**WHAT YOU NEED TO DO**
Give all of the lines again exactly as they read.

**DATA FOR THE TASK**
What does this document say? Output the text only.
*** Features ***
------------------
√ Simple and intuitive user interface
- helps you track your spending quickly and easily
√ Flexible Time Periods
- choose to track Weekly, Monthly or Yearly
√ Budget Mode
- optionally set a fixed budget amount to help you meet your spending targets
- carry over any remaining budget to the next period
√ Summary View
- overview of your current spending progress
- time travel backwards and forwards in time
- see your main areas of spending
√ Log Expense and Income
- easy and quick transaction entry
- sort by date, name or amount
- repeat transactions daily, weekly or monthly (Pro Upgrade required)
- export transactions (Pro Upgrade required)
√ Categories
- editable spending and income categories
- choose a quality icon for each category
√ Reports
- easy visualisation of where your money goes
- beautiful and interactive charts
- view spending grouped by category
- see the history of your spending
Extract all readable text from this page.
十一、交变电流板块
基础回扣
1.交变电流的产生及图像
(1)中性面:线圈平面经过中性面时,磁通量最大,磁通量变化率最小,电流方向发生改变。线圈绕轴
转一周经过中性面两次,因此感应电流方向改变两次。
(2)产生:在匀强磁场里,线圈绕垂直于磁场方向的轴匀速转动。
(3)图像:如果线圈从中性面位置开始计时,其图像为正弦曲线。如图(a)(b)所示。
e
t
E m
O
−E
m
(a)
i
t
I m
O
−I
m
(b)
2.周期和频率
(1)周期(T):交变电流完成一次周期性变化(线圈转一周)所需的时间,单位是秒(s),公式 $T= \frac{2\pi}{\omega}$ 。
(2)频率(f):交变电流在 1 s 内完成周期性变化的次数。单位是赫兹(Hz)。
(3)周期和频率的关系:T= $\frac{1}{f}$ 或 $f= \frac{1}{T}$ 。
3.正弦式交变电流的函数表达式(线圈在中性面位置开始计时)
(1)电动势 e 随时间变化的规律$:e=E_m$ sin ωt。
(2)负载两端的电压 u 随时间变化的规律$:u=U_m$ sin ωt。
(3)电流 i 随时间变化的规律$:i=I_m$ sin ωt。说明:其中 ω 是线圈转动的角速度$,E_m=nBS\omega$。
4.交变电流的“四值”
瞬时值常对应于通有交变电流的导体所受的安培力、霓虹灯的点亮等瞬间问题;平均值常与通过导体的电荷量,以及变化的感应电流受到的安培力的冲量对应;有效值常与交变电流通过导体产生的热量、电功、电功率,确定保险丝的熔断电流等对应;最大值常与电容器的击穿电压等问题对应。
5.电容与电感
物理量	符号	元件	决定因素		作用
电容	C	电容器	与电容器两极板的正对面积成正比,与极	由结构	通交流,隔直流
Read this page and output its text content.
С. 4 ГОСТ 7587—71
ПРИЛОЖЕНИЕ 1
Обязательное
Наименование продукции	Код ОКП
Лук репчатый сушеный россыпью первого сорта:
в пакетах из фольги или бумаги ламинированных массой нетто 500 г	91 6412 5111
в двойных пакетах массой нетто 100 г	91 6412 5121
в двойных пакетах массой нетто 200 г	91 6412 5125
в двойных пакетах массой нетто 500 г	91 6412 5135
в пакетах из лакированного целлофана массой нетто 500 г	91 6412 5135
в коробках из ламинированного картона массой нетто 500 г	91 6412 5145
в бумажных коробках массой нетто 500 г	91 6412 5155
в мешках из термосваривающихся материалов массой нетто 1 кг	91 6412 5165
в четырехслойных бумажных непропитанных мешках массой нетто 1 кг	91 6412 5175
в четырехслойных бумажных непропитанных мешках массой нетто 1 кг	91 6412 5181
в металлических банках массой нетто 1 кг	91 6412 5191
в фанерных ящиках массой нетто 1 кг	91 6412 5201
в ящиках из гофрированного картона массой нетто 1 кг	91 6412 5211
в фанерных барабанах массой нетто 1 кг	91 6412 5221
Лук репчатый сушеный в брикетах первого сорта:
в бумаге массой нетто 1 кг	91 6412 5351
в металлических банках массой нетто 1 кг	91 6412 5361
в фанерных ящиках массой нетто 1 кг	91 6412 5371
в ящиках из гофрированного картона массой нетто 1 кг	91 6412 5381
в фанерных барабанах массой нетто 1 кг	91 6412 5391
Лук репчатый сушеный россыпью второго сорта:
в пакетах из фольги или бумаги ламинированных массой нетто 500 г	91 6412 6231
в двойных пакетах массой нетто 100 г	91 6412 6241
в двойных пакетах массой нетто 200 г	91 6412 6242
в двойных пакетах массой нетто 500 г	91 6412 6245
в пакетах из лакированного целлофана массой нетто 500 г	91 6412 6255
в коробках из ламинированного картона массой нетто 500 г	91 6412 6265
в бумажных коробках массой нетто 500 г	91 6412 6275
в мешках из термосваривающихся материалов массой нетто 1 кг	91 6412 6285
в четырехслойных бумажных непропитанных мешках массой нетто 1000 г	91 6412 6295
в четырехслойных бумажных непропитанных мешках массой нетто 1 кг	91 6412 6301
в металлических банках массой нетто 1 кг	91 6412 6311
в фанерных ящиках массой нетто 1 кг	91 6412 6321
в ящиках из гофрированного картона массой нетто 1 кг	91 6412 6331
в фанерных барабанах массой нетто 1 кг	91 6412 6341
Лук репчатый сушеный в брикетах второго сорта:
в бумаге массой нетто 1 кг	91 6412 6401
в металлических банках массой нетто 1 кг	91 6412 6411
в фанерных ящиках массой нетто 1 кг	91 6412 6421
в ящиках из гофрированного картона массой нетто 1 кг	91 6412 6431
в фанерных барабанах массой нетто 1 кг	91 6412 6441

**TASK RESULT**
What does this document say? Output the text only.
*** Features ***
------------------
√ Simple and intuitive user interface
- helps you track your spending quickly and easily
√ Flexible Time Periods
- choose to track Weekly, Monthly or Yearly
√ Budget Mode
- optionally set a fixed budget amount to help you meet your spending targets
- carry over any remaining budget to the next period
√ Summary View
- overview of your current spending progress
- time travel backwards and forwards in time
- see your main areas of spending
√ Log Expense and Income
- easy and quick transaction entry
- sort by date, name or amount
- repeat transactions daily, weekly or monthly (Pro Upgrade required)
- export transactions (Pro Upgrade required)
√ Categories
- editable spending and income categories
- choose a quality icon for each category
√ Reports
- easy visualisation of where your money goes
- beautiful and interactive charts
- view spending grouped by category
- see the history of your spending
Extract all readable text from this page.
十一、交变电流板块
基础回扣
1.交变电流的产生及图像
(1)中性面:线圈平面经过中性面时,磁通量最大,磁通量变化率最小,电流方向发生改变。线圈绕轴
转一周经过中性面两次,因此感应电流方向改变两次。
(2)产生:在匀强磁场里,线圈绕垂直于磁场方向的轴匀速转动。
(3)图像:如果线圈从中性面位置开始计时,其图像为正弦曲线。如图(a)(b)所示。
e
t
E m
O
−E
m
(a)
i
t
I m
O
−I
m
(b)
2.周期和频率
(1)周期(T):交变电流完成一次周期性变化(线圈转一周)所需的时间,单位是秒(s),公式 $T= \frac{2\pi}{\omega}$ 。
(2)频率(f):交变电流在 1 s 内完成周期性变化的次数。单位是赫兹(Hz)。
(3)周期和频率的关系:T= $\frac{1}{f}$ 或 $f= \frac{1}{T}$ 。
3.正弦式交变电流的函数表达式(线圈在中性面位置开始计时)
(1)电动势 e 随时间变化的规律$:e=E_m$ sin ωt。
(2)负载两端的电压 u 随时间变化的规律$:u=U_m$ sin ωt。
(3)电流 i 随时间变化的规律$:i=I_m$ sin ωt。说明:其中 ω 是线圈转动的角速度$,E_m=nBS\omega$。
4.交变电流的“四值”
瞬时值常对应于通有交变电流的导体所受的安培力、霓虹灯的点亮等瞬间问题;平均值常与通过导体的电荷量,以及变化的感应电流受到的安培力的冲量对应;有效值常与交变电流通过导体产生的热量、电功、电功率,确定保险丝的熔断电流等对应;最大值常与电容器的击穿电压等问题对应。
5.电容与电感
物理量	符号	元件	决定因素		作用
电容	C	电容器	与电容器两极板的正对面积成正比,与极	由结构	通交流,隔直流
Read this page and output its text content.
С. 4 ГОСТ 7587—71
ПРИЛОЖЕНИЕ 1
Обязательное
Наименование продукции	Код ОКП
Лук репчатый сушеный россыпью первого сорта:
в пакетах из фольги или бумаги ламинированных массой нетто 500 г	91 6412 5111
в двойных пакетах массой нетто 100 г	91 6412 5121
в двойных пакетах массой нетто 200 г	91 6412 5125
в двойных пакетах массой нетто 500 г	91 6412 5135
в пакетах из лакированного целлофана массой нетто 500 г	91 6412 5135
в коробках из ламинированного картона массой нетто 500 г	91 6412 5145
в бумажных коробках массой нетто 500 г	91 6412 5155
в мешках из термосваривающихся материалов массой нетто 1 кг	91 6412 5165
в четырехслойных бумажных непропитанных мешках массой нетто 1 кг	91 6412 5175
в четырехслойных бумажных непропитанных мешках массой нетто 1 кг	91 6412 5181
в металлических банках массой нетто 1 кг	91 6412 5191
в фанерных ящиках массой нетто 1 кг	91 6412 5201
в ящиках из гофрированного картона массой нетто 1 кг	91 6412 5211
в фанерных барабанах массой нетто 1 кг	91 6412 5221
Лук репчатый сушеный в брикетах первого сорта:
в бумаге массой нетто 1 кг	91 6412 5351
в металлических банках массой нетто 1 кг	91 6412 5361
в фанерных ящиках массой нетто 1 кг	91 6412 5371
в ящиках из гофрированного картона массой нетто 1 кг	91 6412 5381
в фанерных барабанах массой нетто 1 кг	91 6412 5391
Лук репчатый сушеный россыпью второго сорта:
в пакетах из фольги или бумаги ламинированных массой нетто 500 г	91 6412 6231
в двойных пакетах массой нетто 100 г	91 6412 6241
в двойных пакетах массой нетто 200 г	91 6412 6242
в двойных пакетах массой нетто 500 г	91 6412 6245
в пакетах из лакированного целлофана массой нетто 500 г	91 6412 6255
в коробках из ламинированного картона массой нетто 500 г	91 6412 6265
в бумажных коробках массой нетто 500 г	91 6412 6275
в мешках из термосваривающихся материалов массой нетто 1 кг	91 6412 6285
в четырехслойных бумажных непропитанных мешках массой нетто 1000 г	91 6412 6295
в четырехслойных бумажных непропитанных мешках массой нетто 1 кг	91 6412 6301
в металлических банках массой нетто 1 кг	91 6412 6311
в фанерных ящиках массой нетто 1 кг	91 6412 6321
в ящиках из гофрированного картона массой нетто 1 кг	91 6412 6331
в фанерных барабанах массой нетто 1 кг	91 6412 6341
Лук репчатый сушеный в брикетах второго сорта:
в бумаге массой нетто 1 кг	91 6412 6401
в металлических банках массой нетто 1 кг	91 6412 6411
в фанерных ящиках массой нетто 1 кг	91 6412 6421
в ящиках из гофрированного картона массой нетто 1 кг	91 6412 6431
в фанерных барабанах массой нетто 1 кг	91 6412 6441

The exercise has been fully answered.